Search the material below for the string "ledSalto" and extract each line that has it.

**Items from a data source**
● ● ● ● ● ● ●

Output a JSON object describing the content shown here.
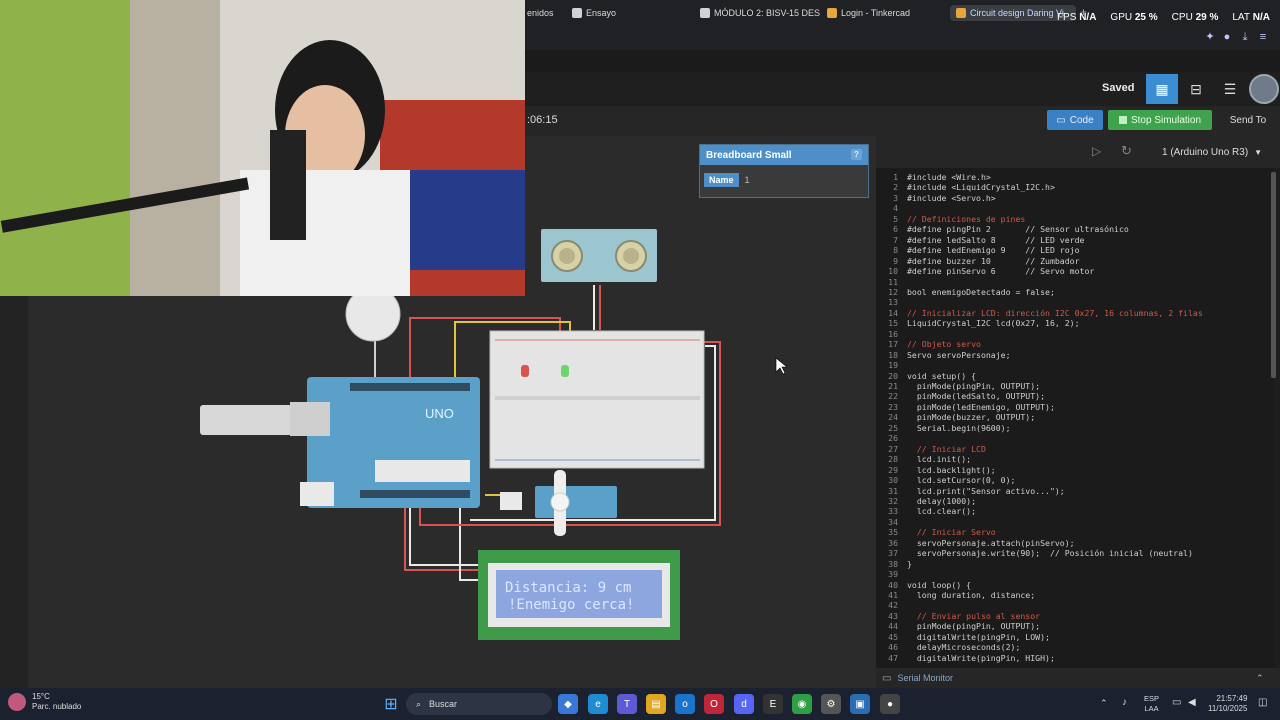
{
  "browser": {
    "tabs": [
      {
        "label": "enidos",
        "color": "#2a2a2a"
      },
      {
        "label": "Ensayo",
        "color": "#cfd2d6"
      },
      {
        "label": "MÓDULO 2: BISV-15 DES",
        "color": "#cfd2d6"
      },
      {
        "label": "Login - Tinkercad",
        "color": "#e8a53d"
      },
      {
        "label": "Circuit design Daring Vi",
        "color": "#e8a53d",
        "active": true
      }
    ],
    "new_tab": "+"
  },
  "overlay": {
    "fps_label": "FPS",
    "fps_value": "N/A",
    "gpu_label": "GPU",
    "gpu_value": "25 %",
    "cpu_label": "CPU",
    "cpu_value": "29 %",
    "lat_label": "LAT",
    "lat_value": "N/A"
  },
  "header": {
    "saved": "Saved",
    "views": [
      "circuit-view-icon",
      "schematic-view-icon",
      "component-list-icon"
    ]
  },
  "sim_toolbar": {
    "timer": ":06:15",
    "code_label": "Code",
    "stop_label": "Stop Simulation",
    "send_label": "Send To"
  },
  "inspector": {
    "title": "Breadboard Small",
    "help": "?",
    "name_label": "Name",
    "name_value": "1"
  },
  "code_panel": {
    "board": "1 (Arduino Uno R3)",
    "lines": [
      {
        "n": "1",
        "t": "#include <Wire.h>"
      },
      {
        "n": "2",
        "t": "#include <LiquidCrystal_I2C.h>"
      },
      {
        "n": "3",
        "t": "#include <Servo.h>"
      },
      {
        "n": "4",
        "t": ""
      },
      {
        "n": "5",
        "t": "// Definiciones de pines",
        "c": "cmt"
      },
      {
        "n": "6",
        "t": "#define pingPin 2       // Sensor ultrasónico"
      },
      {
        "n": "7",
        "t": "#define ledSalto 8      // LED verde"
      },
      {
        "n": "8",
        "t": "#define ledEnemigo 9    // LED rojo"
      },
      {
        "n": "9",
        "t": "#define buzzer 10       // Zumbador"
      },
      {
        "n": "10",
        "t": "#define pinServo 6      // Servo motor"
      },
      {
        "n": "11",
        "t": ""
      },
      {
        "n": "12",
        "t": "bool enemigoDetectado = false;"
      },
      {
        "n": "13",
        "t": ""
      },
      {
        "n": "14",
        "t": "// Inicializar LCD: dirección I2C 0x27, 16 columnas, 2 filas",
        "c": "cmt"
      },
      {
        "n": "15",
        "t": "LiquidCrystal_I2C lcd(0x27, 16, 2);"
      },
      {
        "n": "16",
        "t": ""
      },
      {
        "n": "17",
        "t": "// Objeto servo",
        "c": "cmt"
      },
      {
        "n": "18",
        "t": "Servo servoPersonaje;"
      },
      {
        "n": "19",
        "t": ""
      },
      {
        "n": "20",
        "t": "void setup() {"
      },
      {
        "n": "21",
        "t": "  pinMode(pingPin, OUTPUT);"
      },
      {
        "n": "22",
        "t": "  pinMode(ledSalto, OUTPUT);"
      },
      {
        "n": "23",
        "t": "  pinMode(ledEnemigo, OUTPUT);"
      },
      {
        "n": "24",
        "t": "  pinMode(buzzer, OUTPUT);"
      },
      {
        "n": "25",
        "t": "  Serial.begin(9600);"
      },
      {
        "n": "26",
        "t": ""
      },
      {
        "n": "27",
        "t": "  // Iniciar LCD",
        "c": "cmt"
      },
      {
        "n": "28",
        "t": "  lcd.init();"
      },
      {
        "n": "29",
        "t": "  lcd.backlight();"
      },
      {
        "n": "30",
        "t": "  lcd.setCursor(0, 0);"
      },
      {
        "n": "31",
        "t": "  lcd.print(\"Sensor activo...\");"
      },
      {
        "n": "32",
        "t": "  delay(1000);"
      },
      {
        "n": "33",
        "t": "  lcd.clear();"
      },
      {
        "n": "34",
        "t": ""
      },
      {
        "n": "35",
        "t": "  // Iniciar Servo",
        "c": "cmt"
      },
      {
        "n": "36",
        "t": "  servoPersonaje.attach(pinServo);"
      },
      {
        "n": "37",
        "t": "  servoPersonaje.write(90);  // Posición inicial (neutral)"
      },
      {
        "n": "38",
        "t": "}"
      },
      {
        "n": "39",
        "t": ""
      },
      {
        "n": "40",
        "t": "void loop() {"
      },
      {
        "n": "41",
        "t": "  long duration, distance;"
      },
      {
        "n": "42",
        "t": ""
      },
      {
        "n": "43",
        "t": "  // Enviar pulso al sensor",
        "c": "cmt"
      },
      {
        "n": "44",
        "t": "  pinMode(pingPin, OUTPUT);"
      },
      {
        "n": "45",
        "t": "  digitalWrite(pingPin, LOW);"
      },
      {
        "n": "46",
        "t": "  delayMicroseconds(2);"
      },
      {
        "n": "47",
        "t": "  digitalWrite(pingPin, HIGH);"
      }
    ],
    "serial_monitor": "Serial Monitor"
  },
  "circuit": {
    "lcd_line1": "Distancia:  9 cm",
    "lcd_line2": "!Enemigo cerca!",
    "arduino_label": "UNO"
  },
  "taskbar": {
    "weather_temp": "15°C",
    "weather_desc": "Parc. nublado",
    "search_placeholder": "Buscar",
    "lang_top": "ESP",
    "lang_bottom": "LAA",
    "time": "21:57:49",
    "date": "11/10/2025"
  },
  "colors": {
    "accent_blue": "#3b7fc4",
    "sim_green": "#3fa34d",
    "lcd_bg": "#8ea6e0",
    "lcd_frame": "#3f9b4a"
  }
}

● ● ● ● ● ● ●

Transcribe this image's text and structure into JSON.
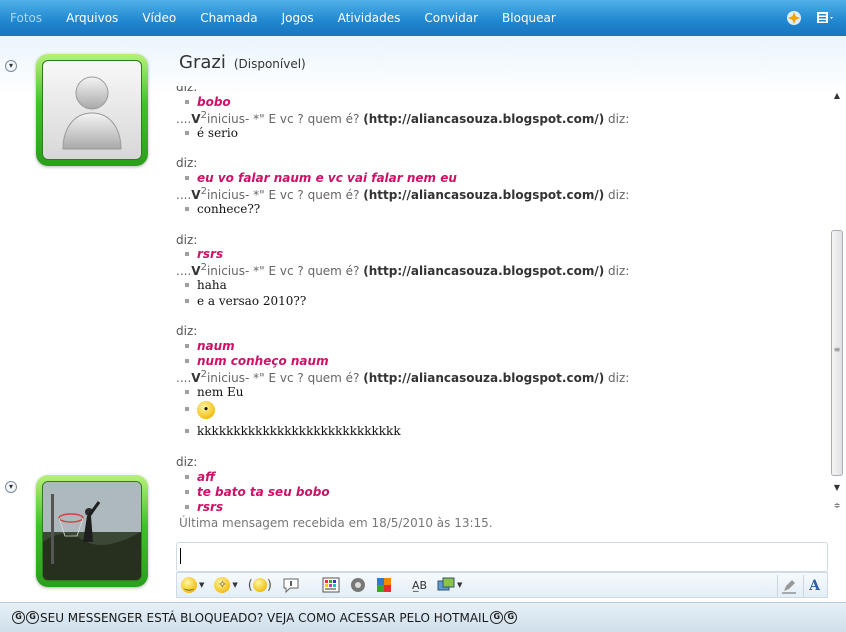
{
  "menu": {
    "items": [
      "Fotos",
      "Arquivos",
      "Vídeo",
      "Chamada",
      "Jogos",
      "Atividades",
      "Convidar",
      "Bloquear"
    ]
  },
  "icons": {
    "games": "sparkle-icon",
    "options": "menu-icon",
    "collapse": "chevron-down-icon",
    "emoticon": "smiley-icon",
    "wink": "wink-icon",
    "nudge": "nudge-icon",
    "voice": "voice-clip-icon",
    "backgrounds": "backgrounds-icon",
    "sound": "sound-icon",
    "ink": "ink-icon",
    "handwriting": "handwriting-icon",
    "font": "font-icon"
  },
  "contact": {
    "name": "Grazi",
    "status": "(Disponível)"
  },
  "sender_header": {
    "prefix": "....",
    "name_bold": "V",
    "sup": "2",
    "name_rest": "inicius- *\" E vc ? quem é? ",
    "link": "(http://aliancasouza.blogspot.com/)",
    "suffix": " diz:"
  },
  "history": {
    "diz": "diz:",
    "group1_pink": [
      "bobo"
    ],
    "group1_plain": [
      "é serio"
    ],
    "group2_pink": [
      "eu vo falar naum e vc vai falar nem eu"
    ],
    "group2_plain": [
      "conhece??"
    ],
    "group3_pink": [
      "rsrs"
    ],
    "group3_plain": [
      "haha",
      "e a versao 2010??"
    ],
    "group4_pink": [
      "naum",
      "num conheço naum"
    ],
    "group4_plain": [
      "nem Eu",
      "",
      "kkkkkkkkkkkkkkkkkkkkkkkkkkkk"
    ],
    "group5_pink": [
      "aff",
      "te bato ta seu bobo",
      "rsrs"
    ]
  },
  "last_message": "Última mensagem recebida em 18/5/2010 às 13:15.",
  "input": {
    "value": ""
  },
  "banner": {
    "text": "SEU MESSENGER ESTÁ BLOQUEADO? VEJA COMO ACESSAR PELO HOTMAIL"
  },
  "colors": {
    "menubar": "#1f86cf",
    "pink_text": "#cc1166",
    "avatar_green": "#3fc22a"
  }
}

● ● ● ● ● ● ●

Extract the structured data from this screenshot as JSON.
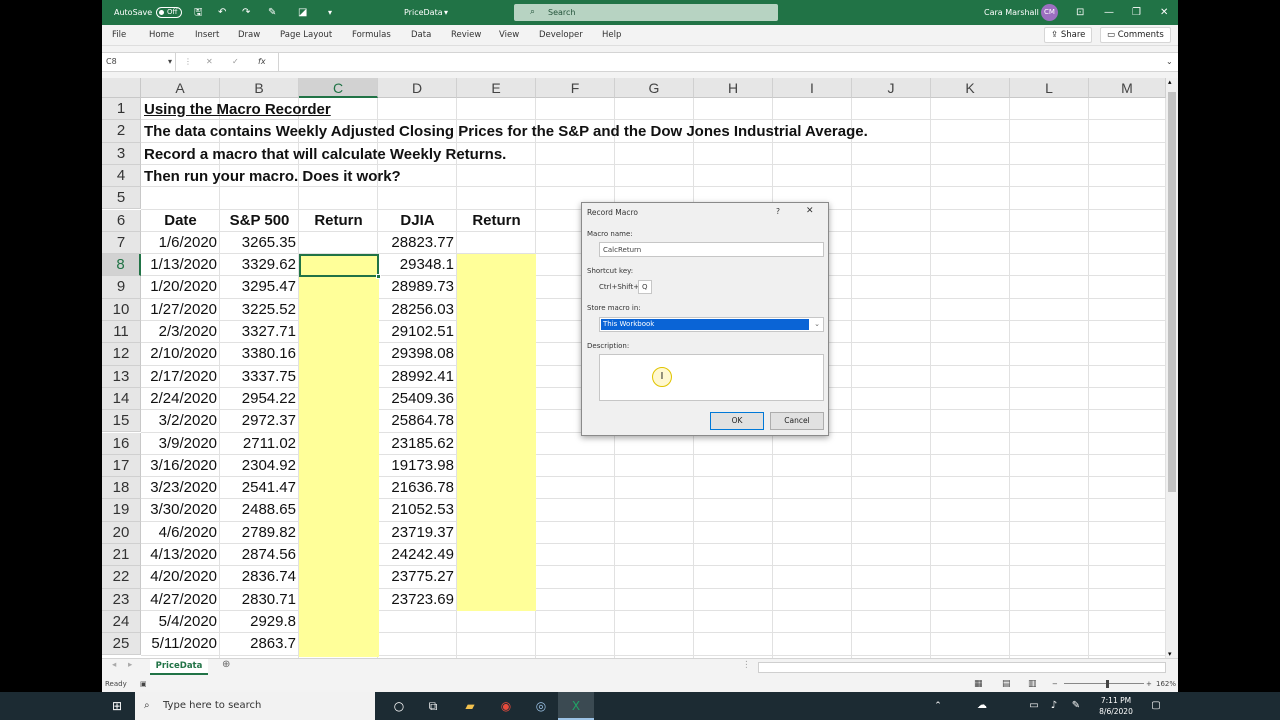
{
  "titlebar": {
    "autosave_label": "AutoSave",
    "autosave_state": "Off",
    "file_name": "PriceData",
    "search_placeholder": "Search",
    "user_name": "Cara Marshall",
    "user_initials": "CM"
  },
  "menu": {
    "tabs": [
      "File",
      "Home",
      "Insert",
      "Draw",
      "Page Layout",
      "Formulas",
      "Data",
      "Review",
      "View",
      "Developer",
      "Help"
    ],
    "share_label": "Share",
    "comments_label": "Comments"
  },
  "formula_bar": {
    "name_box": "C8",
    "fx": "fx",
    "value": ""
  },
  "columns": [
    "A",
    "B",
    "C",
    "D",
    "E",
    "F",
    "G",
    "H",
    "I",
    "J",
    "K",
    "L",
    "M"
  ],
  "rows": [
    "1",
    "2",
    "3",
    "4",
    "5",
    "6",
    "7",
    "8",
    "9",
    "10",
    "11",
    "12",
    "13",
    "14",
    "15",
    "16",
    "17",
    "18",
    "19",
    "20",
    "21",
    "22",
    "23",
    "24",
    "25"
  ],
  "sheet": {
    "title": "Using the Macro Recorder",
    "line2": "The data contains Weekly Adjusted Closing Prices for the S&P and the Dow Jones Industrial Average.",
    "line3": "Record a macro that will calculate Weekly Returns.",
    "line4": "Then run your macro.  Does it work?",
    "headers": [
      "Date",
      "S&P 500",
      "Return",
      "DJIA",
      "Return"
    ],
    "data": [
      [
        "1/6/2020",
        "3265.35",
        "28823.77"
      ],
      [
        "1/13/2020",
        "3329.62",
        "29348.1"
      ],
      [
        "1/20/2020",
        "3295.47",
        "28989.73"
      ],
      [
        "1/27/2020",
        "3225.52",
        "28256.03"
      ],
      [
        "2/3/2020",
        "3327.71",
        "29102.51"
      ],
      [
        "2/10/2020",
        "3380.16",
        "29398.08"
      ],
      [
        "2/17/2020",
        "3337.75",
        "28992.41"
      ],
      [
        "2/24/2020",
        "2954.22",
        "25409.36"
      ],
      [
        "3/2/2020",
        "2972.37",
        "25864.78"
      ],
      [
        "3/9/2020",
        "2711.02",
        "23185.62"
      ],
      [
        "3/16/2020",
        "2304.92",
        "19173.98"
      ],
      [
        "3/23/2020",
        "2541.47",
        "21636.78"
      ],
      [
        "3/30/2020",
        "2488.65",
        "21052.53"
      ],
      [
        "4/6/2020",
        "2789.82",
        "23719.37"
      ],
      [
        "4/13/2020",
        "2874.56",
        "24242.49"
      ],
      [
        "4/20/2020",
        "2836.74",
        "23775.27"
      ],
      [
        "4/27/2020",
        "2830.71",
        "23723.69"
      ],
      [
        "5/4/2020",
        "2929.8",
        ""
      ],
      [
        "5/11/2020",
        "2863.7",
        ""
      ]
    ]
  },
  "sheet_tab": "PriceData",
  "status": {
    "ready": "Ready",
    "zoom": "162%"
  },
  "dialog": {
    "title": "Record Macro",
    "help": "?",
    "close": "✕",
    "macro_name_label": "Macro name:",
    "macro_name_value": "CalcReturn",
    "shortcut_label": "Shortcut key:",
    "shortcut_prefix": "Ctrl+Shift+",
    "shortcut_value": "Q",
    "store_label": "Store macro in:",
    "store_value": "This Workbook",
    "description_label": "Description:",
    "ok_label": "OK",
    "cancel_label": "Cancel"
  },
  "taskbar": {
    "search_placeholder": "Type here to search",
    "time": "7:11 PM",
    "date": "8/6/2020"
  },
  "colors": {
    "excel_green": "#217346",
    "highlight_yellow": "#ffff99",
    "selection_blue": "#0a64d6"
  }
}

● ● ● ● ● ● ●

**Result for this exercise**
        "t": "#define ledSalto 8      // LED verde"
        "t": "  pinMode(ledSalto, OUTPUT);"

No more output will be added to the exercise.